"""

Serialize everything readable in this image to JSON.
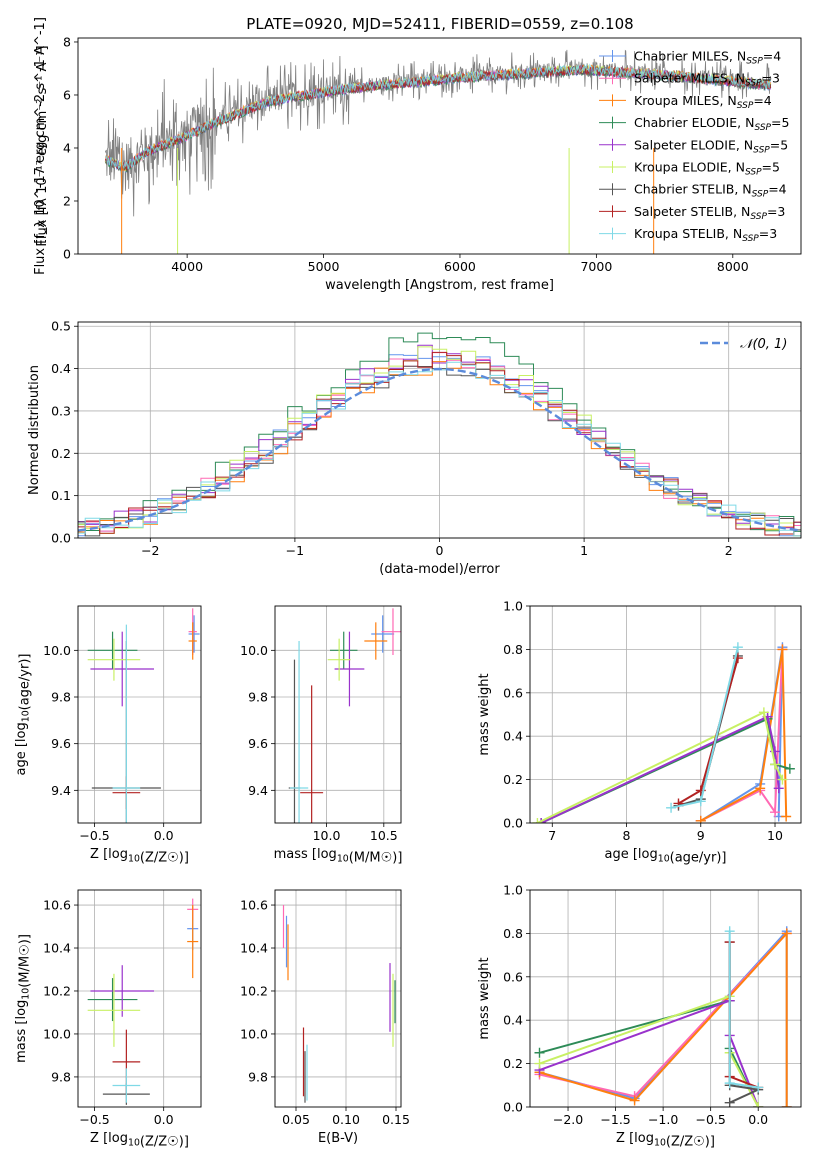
{
  "figure": {
    "title": "PLATE=0920, MJD=52411, FIBERID=0559, z=0.108"
  },
  "colors": {
    "data": "#808080",
    "Chabrier MILES": "#6495ed",
    "Salpeter MILES": "#ff69b4",
    "Kroupa MILES": "#ff7f0e",
    "Chabrier ELODIE": "#2e8b57",
    "Salpeter ELODIE": "#9932cc",
    "Kroupa ELODIE": "#c8f064",
    "Chabrier STELIB": "#555555",
    "Salpeter STELIB": "#b22222",
    "Kroupa STELIB": "#7fd9e6",
    "gaussian": "#5b8bdb"
  },
  "chart_data": [
    {
      "id": "spectrum",
      "type": "line",
      "xlabel": "wavelength [Angstrom, rest frame]",
      "ylabel": "Flux [f_λ 10^-17 erg cm^-2 s^-1 A^-1]",
      "xlim": [
        3200,
        8500
      ],
      "ylim": [
        0,
        8.15
      ],
      "xticks": [
        4000,
        5000,
        6000,
        7000,
        8000
      ],
      "yticks": [
        0,
        2,
        4,
        6,
        8
      ],
      "legend": "top-right",
      "legend_entries": [
        {
          "name": "Chabrier MILES",
          "sub": "SSP",
          "n": 4
        },
        {
          "name": "Salpeter MILES",
          "sub": "SSP",
          "n": 3
        },
        {
          "name": "Kroupa MILES",
          "sub": "SSP",
          "n": 4
        },
        {
          "name": "Chabrier ELODIE",
          "sub": "SSP",
          "n": 5
        },
        {
          "name": "Salpeter ELODIE",
          "sub": "SSP",
          "n": 5
        },
        {
          "name": "Kroupa ELODIE",
          "sub": "SSP",
          "n": 5
        },
        {
          "name": "Chabrier STELIB",
          "sub": "SSP",
          "n": 4
        },
        {
          "name": "Salpeter STELIB",
          "sub": "SSP",
          "n": 3
        },
        {
          "name": "Kroupa STELIB",
          "sub": "SSP",
          "n": 3
        }
      ],
      "continuum": [
        [
          3400,
          3.6
        ],
        [
          3550,
          3.3
        ],
        [
          3700,
          3.9
        ],
        [
          3800,
          4.1
        ],
        [
          3900,
          4.3
        ],
        [
          4000,
          4.5
        ],
        [
          4200,
          5.0
        ],
        [
          4400,
          5.4
        ],
        [
          4600,
          5.8
        ],
        [
          4800,
          6.0
        ],
        [
          5000,
          6.15
        ],
        [
          5200,
          6.3
        ],
        [
          5500,
          6.45
        ],
        [
          5800,
          6.6
        ],
        [
          6000,
          6.7
        ],
        [
          6300,
          6.8
        ],
        [
          6600,
          6.9
        ],
        [
          6900,
          7.0
        ],
        [
          7200,
          6.9
        ],
        [
          7500,
          6.8
        ],
        [
          7800,
          6.65
        ],
        [
          8000,
          6.55
        ],
        [
          8300,
          6.4
        ]
      ]
    },
    {
      "id": "residuals",
      "type": "histogram",
      "xlabel": "(data-model)/error",
      "ylabel": "Normed distribution",
      "xlim": [
        -2.5,
        2.5
      ],
      "ylim": [
        0,
        0.51
      ],
      "xticks": [
        -2,
        -1,
        0,
        1,
        2
      ],
      "yticks": [
        0.0,
        0.1,
        0.2,
        0.3,
        0.4,
        0.5
      ],
      "legend": "top-right",
      "legend_entries": [
        "𝒩(0, 1)"
      ],
      "bin_width": 0.1,
      "series": [
        {
          "name": "Chabrier MILES",
          "peak": 0.44
        },
        {
          "name": "Salpeter MILES",
          "peak": 0.43
        },
        {
          "name": "Kroupa MILES",
          "peak": 0.42
        },
        {
          "name": "Chabrier ELODIE",
          "peak": 0.49
        },
        {
          "name": "Salpeter ELODIE",
          "peak": 0.45
        },
        {
          "name": "Kroupa ELODIE",
          "peak": 0.45
        },
        {
          "name": "Chabrier STELIB",
          "peak": 0.42
        },
        {
          "name": "Salpeter STELIB",
          "peak": 0.43
        },
        {
          "name": "Kroupa STELIB",
          "peak": 0.43
        }
      ]
    },
    {
      "id": "age_vs_Z",
      "type": "errorbar",
      "xlabel": "Z [log10(Z/Z☉)]",
      "ylabel": "age  [log10(age/yr)]",
      "xlim": [
        -0.62,
        0.27
      ],
      "ylim": [
        9.26,
        10.19
      ],
      "xticks": [
        -0.5,
        0.0
      ],
      "yticks": [
        9.4,
        9.6,
        9.8,
        10.0
      ],
      "points": [
        {
          "series": "Chabrier MILES",
          "x": 0.22,
          "y": 10.07,
          "xerr": 0.04,
          "yerr": 0.08
        },
        {
          "series": "Salpeter MILES",
          "x": 0.21,
          "y": 10.08,
          "xerr": 0.03,
          "yerr": 0.1
        },
        {
          "series": "Kroupa MILES",
          "x": 0.21,
          "y": 10.04,
          "xerr": 0.03,
          "yerr": 0.08
        },
        {
          "series": "Chabrier ELODIE",
          "x": -0.37,
          "y": 10.0,
          "xerr": 0.18,
          "yerr": 0.08
        },
        {
          "series": "Salpeter ELODIE",
          "x": -0.3,
          "y": 9.92,
          "xerr": 0.23,
          "yerr": 0.16
        },
        {
          "series": "Kroupa ELODIE",
          "x": -0.36,
          "y": 9.96,
          "xerr": 0.19,
          "yerr": 0.09
        },
        {
          "series": "Chabrier STELIB",
          "x": -0.27,
          "y": 9.41,
          "xerr": 0.25,
          "yerr": 0.63
        },
        {
          "series": "Salpeter STELIB",
          "x": -0.27,
          "y": 9.39,
          "xerr": 0.1,
          "yerr": 0.07
        },
        {
          "series": "Kroupa STELIB",
          "x": -0.27,
          "y": 9.41,
          "xerr": 0.1,
          "yerr": 0.7
        }
      ]
    },
    {
      "id": "age_vs_mass",
      "type": "errorbar",
      "xlabel": "mass [log10(M/M☉)]",
      "ylabel": "",
      "xlim": [
        9.55,
        10.65
      ],
      "ylim": [
        9.26,
        10.19
      ],
      "xticks": [
        10.0,
        10.5
      ],
      "yticks": [
        9.4,
        9.6,
        9.8,
        10.0
      ],
      "points": [
        {
          "series": "Chabrier MILES",
          "x": 10.49,
          "y": 10.07,
          "xerr": 0.1,
          "yerr": 0.08
        },
        {
          "series": "Salpeter MILES",
          "x": 10.58,
          "y": 10.08,
          "xerr": 0.1,
          "yerr": 0.1
        },
        {
          "series": "Kroupa MILES",
          "x": 10.43,
          "y": 10.04,
          "xerr": 0.1,
          "yerr": 0.08
        },
        {
          "series": "Chabrier ELODIE",
          "x": 10.15,
          "y": 10.0,
          "xerr": 0.12,
          "yerr": 0.08
        },
        {
          "series": "Salpeter ELODIE",
          "x": 10.2,
          "y": 9.92,
          "xerr": 0.13,
          "yerr": 0.16
        },
        {
          "series": "Kroupa ELODIE",
          "x": 10.11,
          "y": 9.96,
          "xerr": 0.1,
          "yerr": 0.09
        },
        {
          "series": "Chabrier STELIB",
          "x": 9.72,
          "y": 9.41,
          "xerr": 0.05,
          "yerr": 0.55
        },
        {
          "series": "Salpeter STELIB",
          "x": 9.87,
          "y": 9.39,
          "xerr": 0.1,
          "yerr": 0.46
        },
        {
          "series": "Kroupa STELIB",
          "x": 9.76,
          "y": 9.41,
          "xerr": 0.08,
          "yerr": 0.63
        }
      ]
    },
    {
      "id": "mass_vs_Z",
      "type": "errorbar",
      "xlabel": "Z [log10(Z/Z☉)]",
      "ylabel": "mass [log10(M/M☉)]",
      "xlim": [
        -0.62,
        0.27
      ],
      "ylim": [
        9.66,
        10.67
      ],
      "xticks": [
        -0.5,
        0.0
      ],
      "yticks": [
        9.8,
        10.0,
        10.2,
        10.4,
        10.6
      ],
      "points": [
        {
          "series": "Chabrier MILES",
          "x": 0.21,
          "y": 10.49,
          "xerr": 0.04,
          "yerr": 0.1
        },
        {
          "series": "Salpeter MILES",
          "x": 0.21,
          "y": 10.58,
          "xerr": 0.04,
          "yerr": 0.05
        },
        {
          "series": "Kroupa MILES",
          "x": 0.21,
          "y": 10.43,
          "xerr": 0.04,
          "yerr": 0.17
        },
        {
          "series": "Chabrier ELODIE",
          "x": -0.37,
          "y": 10.16,
          "xerr": 0.18,
          "yerr": 0.1
        },
        {
          "series": "Salpeter ELODIE",
          "x": -0.3,
          "y": 10.2,
          "xerr": 0.23,
          "yerr": 0.12
        },
        {
          "series": "Kroupa ELODIE",
          "x": -0.36,
          "y": 10.11,
          "xerr": 0.19,
          "yerr": 0.17
        },
        {
          "series": "Chabrier STELIB",
          "x": -0.27,
          "y": 9.72,
          "xerr": 0.17,
          "yerr": 0.05
        },
        {
          "series": "Salpeter STELIB",
          "x": -0.27,
          "y": 9.87,
          "xerr": 0.1,
          "yerr": 0.15
        },
        {
          "series": "Kroupa STELIB",
          "x": -0.27,
          "y": 9.76,
          "xerr": 0.1,
          "yerr": 0.08
        }
      ]
    },
    {
      "id": "mass_vs_EBV",
      "type": "errorbar",
      "xlabel": "E(B-V)",
      "ylabel": "",
      "xlim": [
        0.029,
        0.155
      ],
      "ylim": [
        9.66,
        10.67
      ],
      "xticks": [
        0.05,
        0.1,
        0.15
      ],
      "yticks": [
        9.8,
        10.0,
        10.2,
        10.4,
        10.6
      ],
      "points": [
        {
          "series": "Chabrier MILES",
          "x": 0.0405,
          "y": 10.43,
          "xerr": 0,
          "yerr": 0.12
        },
        {
          "series": "Salpeter MILES",
          "x": 0.0375,
          "y": 10.5,
          "xerr": 0,
          "yerr": 0.1
        },
        {
          "series": "Kroupa MILES",
          "x": 0.042,
          "y": 10.38,
          "xerr": 0,
          "yerr": 0.13
        },
        {
          "series": "Chabrier ELODIE",
          "x": 0.149,
          "y": 10.15,
          "xerr": 0,
          "yerr": 0.1
        },
        {
          "series": "Salpeter ELODIE",
          "x": 0.144,
          "y": 10.17,
          "xerr": 0,
          "yerr": 0.16
        },
        {
          "series": "Kroupa ELODIE",
          "x": 0.147,
          "y": 10.11,
          "xerr": 0,
          "yerr": 0.17
        },
        {
          "series": "Chabrier STELIB",
          "x": 0.059,
          "y": 9.8,
          "xerr": 0,
          "yerr": 0.12
        },
        {
          "series": "Salpeter STELIB",
          "x": 0.0575,
          "y": 9.87,
          "xerr": 0,
          "yerr": 0.16
        },
        {
          "series": "Kroupa STELIB",
          "x": 0.061,
          "y": 9.82,
          "xerr": 0,
          "yerr": 0.13
        }
      ]
    },
    {
      "id": "weights_vs_age",
      "type": "line",
      "xlabel": "age  [log10(age/yr)]",
      "ylabel": "mass weight",
      "xlim": [
        6.7,
        10.35
      ],
      "ylim": [
        0,
        1.0
      ],
      "xticks": [
        7,
        8,
        9,
        10
      ],
      "yticks": [
        0.0,
        0.2,
        0.4,
        0.6,
        0.8,
        1.0
      ],
      "series": [
        {
          "name": "Chabrier MILES",
          "x": [
            9.0,
            9.8,
            10.1,
            10.05
          ],
          "y": [
            0.01,
            0.18,
            0.81,
            0.03
          ]
        },
        {
          "name": "Salpeter MILES",
          "x": [
            9.0,
            9.8,
            10.0,
            10.1
          ],
          "y": [
            0.01,
            0.15,
            0.05,
            0.8
          ]
        },
        {
          "name": "Kroupa MILES",
          "x": [
            9.0,
            9.8,
            10.1,
            10.15
          ],
          "y": [
            0.01,
            0.16,
            0.8,
            0.03
          ]
        },
        {
          "name": "Chabrier ELODIE",
          "x": [
            6.85,
            9.9,
            10.0,
            10.2
          ],
          "y": [
            0.0,
            0.48,
            0.27,
            0.25
          ]
        },
        {
          "name": "Salpeter ELODIE",
          "x": [
            6.85,
            9.9,
            10.0,
            10.05
          ],
          "y": [
            0.0,
            0.49,
            0.33,
            0.16
          ]
        },
        {
          "name": "Kroupa ELODIE",
          "x": [
            6.8,
            9.85,
            10.0,
            10.1
          ],
          "y": [
            0.0,
            0.51,
            0.27,
            0.2
          ]
        },
        {
          "name": "Chabrier STELIB",
          "x": [
            8.7,
            9.0,
            9.5
          ],
          "y": [
            0.08,
            0.11,
            0.77
          ]
        },
        {
          "name": "Salpeter STELIB",
          "x": [
            8.7,
            9.0,
            9.5
          ],
          "y": [
            0.09,
            0.15,
            0.76
          ]
        },
        {
          "name": "Kroupa STELIB",
          "x": [
            8.6,
            9.0,
            9.5
          ],
          "y": [
            0.07,
            0.1,
            0.81
          ]
        }
      ]
    },
    {
      "id": "weights_vs_Z",
      "type": "line",
      "xlabel": "Z [log10(Z/Z☉)]",
      "ylabel": "mass weight",
      "xlim": [
        -2.4,
        0.45
      ],
      "ylim": [
        0,
        1.0
      ],
      "xticks": [
        -2.0,
        -1.5,
        -1.0,
        -0.5,
        0.0
      ],
      "yticks": [
        0.0,
        0.2,
        0.4,
        0.6,
        0.8,
        1.0
      ],
      "series": [
        {
          "name": "Chabrier MILES",
          "x": [
            -2.3,
            -1.3,
            0.3,
            0.3
          ],
          "y": [
            0.16,
            0.04,
            0.81,
            0.0
          ]
        },
        {
          "name": "Salpeter MILES",
          "x": [
            -2.3,
            -1.3,
            0.3
          ],
          "y": [
            0.15,
            0.05,
            0.8
          ]
        },
        {
          "name": "Kroupa MILES",
          "x": [
            -2.3,
            -1.3,
            0.3,
            0.3
          ],
          "y": [
            0.16,
            0.03,
            0.8,
            0.0
          ]
        },
        {
          "name": "Chabrier ELODIE",
          "x": [
            -2.3,
            -0.3,
            -0.3,
            0.0
          ],
          "y": [
            0.25,
            0.49,
            0.27,
            0.0
          ]
        },
        {
          "name": "Salpeter ELODIE",
          "x": [
            -2.3,
            -0.3,
            -0.3,
            0.0
          ],
          "y": [
            0.17,
            0.49,
            0.33,
            0.0
          ]
        },
        {
          "name": "Kroupa ELODIE",
          "x": [
            -2.3,
            -0.3,
            -0.3,
            0.0
          ],
          "y": [
            0.2,
            0.51,
            0.25,
            0.0
          ]
        },
        {
          "name": "Chabrier STELIB",
          "x": [
            -0.3,
            -0.3,
            0.0,
            -0.3
          ],
          "y": [
            0.76,
            0.1,
            0.08,
            0.02
          ]
        },
        {
          "name": "Salpeter STELIB",
          "x": [
            -0.3,
            -0.3,
            0.0
          ],
          "y": [
            0.76,
            0.14,
            0.09
          ]
        },
        {
          "name": "Kroupa STELIB",
          "x": [
            -0.3,
            -0.3,
            0.0
          ],
          "y": [
            0.81,
            0.11,
            0.09
          ]
        }
      ]
    }
  ]
}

"""

Find each line holding the word "ylabel" and copy it.

      "ylabel": "Flux [f_λ 10^-17 erg cm^-2 s^-1 A^-1]",
      "ylabel": "Normed distribution",
      "ylabel": "age  [log10(age/yr)]",
      "ylabel": "",
      "ylabel": "mass [log10(M/M☉)]",
      "ylabel": "",
      "ylabel": "mass weight",
      "ylabel": "mass weight",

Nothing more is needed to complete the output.